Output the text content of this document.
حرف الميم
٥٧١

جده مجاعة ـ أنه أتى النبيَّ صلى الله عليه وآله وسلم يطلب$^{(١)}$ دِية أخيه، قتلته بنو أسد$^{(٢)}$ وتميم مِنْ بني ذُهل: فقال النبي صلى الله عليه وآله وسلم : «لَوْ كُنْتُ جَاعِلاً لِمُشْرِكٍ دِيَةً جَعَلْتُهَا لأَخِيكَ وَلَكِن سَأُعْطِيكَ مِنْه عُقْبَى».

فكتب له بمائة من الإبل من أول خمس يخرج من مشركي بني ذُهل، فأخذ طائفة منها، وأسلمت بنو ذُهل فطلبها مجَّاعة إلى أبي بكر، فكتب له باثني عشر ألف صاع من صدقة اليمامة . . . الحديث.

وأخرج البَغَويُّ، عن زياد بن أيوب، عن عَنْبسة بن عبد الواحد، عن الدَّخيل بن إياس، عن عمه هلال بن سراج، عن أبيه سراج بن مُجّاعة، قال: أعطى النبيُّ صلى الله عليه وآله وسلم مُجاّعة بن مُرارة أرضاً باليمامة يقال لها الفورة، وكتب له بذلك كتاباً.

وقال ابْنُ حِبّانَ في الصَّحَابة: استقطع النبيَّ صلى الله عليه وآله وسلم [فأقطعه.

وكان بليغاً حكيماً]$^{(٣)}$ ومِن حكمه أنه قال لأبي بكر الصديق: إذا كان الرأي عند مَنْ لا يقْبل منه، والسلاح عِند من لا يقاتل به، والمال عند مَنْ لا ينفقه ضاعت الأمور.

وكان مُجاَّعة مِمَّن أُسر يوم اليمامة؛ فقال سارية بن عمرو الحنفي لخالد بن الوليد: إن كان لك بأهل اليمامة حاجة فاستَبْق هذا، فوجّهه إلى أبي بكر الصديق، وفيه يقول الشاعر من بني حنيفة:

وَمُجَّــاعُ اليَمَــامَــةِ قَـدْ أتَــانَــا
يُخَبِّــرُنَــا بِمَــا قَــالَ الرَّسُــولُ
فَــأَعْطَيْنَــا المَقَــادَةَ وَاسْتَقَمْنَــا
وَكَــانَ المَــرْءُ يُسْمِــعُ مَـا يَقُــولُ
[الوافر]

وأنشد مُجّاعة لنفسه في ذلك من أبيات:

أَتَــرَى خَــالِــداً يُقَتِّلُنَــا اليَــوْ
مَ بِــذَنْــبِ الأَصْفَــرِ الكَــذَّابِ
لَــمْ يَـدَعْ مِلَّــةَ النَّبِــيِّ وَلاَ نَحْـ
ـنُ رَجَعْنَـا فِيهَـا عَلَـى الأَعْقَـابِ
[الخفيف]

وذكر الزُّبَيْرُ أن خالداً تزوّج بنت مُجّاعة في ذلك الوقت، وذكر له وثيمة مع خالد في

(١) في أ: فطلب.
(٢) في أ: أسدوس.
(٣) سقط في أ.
####
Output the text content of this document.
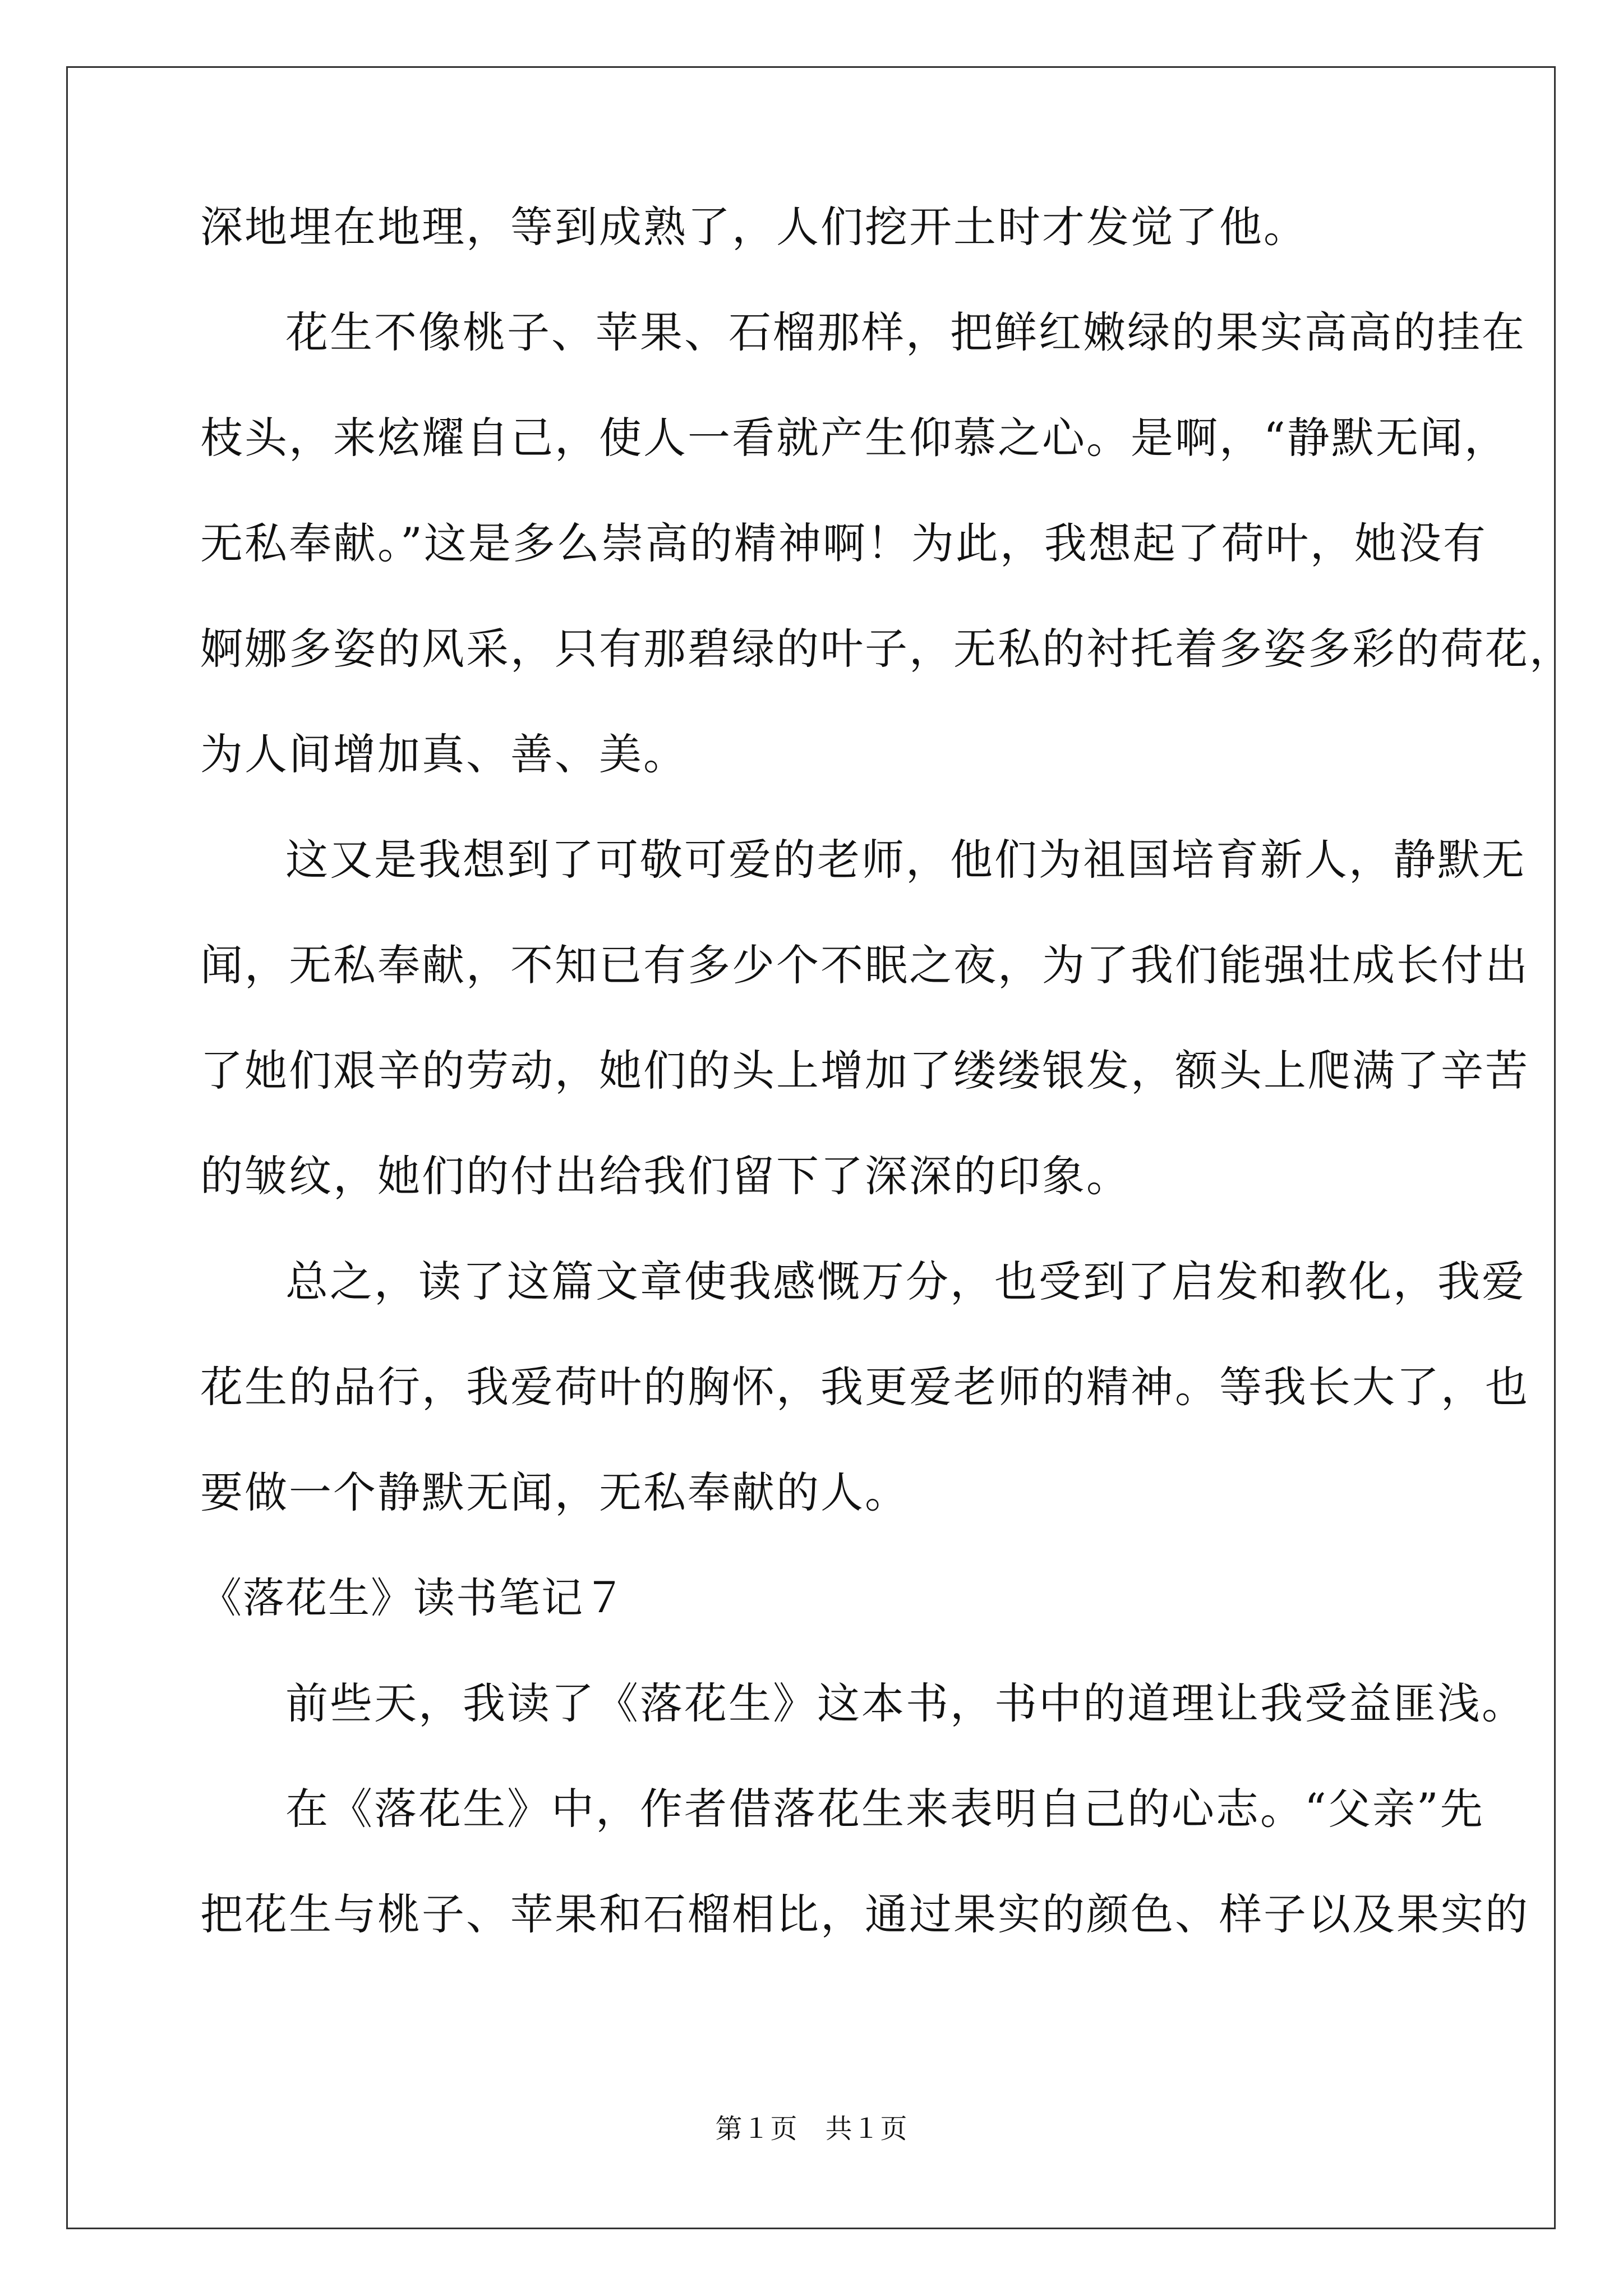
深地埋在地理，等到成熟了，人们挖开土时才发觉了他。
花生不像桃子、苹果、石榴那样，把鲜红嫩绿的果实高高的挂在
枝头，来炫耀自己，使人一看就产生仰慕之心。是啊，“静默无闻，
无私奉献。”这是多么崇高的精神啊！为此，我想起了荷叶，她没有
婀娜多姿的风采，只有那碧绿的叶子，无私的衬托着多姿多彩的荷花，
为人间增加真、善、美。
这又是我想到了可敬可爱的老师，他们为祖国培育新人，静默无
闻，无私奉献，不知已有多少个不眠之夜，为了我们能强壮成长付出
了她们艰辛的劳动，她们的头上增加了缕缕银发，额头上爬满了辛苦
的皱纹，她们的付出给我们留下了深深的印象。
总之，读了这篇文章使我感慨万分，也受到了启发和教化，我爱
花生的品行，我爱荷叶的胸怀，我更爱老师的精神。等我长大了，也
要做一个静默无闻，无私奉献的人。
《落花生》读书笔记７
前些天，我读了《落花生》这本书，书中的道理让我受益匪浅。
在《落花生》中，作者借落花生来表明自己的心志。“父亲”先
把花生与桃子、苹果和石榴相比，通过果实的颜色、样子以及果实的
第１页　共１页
####
_WHAT TO WORK ON_
Look through the material above. Copy each line where the word "ــان" appears.

_RESULT OF THIS TASK_
وَمُجَّــاعُ اليَمَــامَــةِ قَـدْ أتَــانَــا
وَكَــانَ المَــرْءُ يُسْمِــعُ مَـا يَقُــولُ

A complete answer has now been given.